Record extracts.
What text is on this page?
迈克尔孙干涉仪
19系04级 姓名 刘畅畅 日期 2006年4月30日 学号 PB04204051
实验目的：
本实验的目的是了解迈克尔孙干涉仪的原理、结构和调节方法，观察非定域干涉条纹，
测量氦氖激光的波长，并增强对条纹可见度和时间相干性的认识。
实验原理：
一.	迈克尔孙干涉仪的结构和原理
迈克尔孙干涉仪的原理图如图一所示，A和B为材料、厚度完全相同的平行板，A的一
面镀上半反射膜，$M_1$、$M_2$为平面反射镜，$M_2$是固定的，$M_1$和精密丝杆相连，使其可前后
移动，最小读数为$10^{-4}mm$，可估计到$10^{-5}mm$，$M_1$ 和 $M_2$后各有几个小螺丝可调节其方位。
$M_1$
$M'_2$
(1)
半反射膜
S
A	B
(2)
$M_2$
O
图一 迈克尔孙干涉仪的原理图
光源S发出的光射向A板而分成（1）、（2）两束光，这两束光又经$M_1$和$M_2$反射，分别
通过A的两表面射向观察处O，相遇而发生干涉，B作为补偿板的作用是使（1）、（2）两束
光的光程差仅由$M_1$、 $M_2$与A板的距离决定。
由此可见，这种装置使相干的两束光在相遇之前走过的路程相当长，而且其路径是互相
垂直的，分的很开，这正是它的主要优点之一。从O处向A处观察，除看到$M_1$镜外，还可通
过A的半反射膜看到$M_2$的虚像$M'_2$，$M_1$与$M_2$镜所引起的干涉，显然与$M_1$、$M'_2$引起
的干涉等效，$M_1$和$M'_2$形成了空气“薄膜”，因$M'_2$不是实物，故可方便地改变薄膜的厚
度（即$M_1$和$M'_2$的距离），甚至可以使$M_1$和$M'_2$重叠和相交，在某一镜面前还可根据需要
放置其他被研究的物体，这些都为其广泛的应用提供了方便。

Exercise task. Every line of the data above should be copied exactly.

The reply.
What text is on this page?
迈克尔孙干涉仪
19系04级 姓名 刘畅畅 日期 2006年4月30日 学号 PB04204051
实验目的：
本实验的目的是了解迈克尔孙干涉仪的原理、结构和调节方法，观察非定域干涉条纹，
测量氦氖激光的波长，并增强对条纹可见度和时间相干性的认识。
实验原理：
一.	迈克尔孙干涉仪的结构和原理
迈克尔孙干涉仪的原理图如图一所示，A和B为材料、厚度完全相同的平行板，A的一
面镀上半反射膜，$M_1$、$M_2$为平面反射镜，$M_2$是固定的，$M_1$和精密丝杆相连，使其可前后
移动，最小读数为$10^{-4}mm$，可估计到$10^{-5}mm$，$M_1$ 和 $M_2$后各有几个小螺丝可调节其方位。
$M_1$
$M'_2$
(1)
半反射膜
S
A	B
(2)
$M_2$
O
图一 迈克尔孙干涉仪的原理图
光源S发出的光射向A板而分成（1）、（2）两束光，这两束光又经$M_1$和$M_2$反射，分别
通过A的两表面射向观察处O，相遇而发生干涉，B作为补偿板的作用是使（1）、（2）两束
光的光程差仅由$M_1$、 $M_2$与A板的距离决定。
由此可见，这种装置使相干的两束光在相遇之前走过的路程相当长，而且其路径是互相
垂直的，分的很开，这正是它的主要优点之一。从O处向A处观察，除看到$M_1$镜外，还可通
过A的半反射膜看到$M_2$的虚像$M'_2$，$M_1$与$M_2$镜所引起的干涉，显然与$M_1$、$M'_2$引起
的干涉等效，$M_1$和$M'_2$形成了空气“薄膜”，因$M'_2$不是实物，故可方便地改变薄膜的厚
度（即$M_1$和$M'_2$的距离），甚至可以使$M_1$和$M'_2$重叠和相交，在某一镜面前还可根据需要
放置其他被研究的物体，这些都为其广泛的应用提供了方便。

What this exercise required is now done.